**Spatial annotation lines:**
** BEGIN **

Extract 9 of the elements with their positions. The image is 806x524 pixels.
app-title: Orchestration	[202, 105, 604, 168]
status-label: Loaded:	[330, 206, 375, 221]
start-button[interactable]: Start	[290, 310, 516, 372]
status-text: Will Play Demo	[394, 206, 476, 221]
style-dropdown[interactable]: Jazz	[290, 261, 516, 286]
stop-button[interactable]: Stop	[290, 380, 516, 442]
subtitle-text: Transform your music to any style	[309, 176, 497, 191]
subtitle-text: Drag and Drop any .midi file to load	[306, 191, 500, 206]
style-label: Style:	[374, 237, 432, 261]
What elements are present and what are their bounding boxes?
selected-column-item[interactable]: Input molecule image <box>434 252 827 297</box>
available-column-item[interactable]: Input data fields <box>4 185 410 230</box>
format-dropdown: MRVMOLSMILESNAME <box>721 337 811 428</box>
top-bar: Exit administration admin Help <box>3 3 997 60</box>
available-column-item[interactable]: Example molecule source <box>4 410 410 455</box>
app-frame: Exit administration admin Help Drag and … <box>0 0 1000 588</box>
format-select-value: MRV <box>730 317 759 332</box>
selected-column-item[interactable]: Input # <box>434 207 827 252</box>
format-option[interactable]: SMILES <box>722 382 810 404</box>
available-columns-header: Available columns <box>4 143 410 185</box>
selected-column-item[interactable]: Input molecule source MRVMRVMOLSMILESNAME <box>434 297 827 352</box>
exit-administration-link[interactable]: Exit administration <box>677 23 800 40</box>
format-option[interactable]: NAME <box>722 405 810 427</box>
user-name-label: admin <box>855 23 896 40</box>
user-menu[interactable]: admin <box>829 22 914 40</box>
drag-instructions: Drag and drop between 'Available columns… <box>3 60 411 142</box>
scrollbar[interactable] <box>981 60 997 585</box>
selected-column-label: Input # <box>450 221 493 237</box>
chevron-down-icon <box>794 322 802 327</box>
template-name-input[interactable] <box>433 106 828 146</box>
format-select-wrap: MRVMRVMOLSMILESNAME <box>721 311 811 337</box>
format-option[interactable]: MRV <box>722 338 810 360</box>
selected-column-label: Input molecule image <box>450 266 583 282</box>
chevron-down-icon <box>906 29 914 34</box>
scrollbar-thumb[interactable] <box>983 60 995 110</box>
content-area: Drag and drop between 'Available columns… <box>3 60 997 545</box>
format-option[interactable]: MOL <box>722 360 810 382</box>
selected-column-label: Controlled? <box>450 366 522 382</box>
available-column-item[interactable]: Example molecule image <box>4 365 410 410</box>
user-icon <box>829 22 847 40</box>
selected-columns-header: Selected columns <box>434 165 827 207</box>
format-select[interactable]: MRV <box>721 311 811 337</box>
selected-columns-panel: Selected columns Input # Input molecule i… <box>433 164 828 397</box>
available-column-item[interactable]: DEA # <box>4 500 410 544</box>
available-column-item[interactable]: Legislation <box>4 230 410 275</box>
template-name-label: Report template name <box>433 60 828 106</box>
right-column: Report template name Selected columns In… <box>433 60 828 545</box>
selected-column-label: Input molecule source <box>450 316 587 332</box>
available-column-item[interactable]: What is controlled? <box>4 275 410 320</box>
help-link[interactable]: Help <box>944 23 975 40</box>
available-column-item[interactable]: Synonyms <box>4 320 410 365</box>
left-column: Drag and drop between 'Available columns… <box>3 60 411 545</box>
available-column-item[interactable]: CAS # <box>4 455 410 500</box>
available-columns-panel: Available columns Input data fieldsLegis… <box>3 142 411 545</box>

** END **

**Task description:**
Rename "Orchestration" to "Arrangement" in the stretch from the start of the lines through the line containing "310, 516, 372]", keeping everything else the same, and return only that stretch.

**Task output:**
Extract 9 of the elements with their positions. The image is 806x524 pixels.
app-title: Arrangement	[202, 105, 604, 168]
status-label: Loaded:	[330, 206, 375, 221]
start-button[interactable]: Start	[290, 310, 516, 372]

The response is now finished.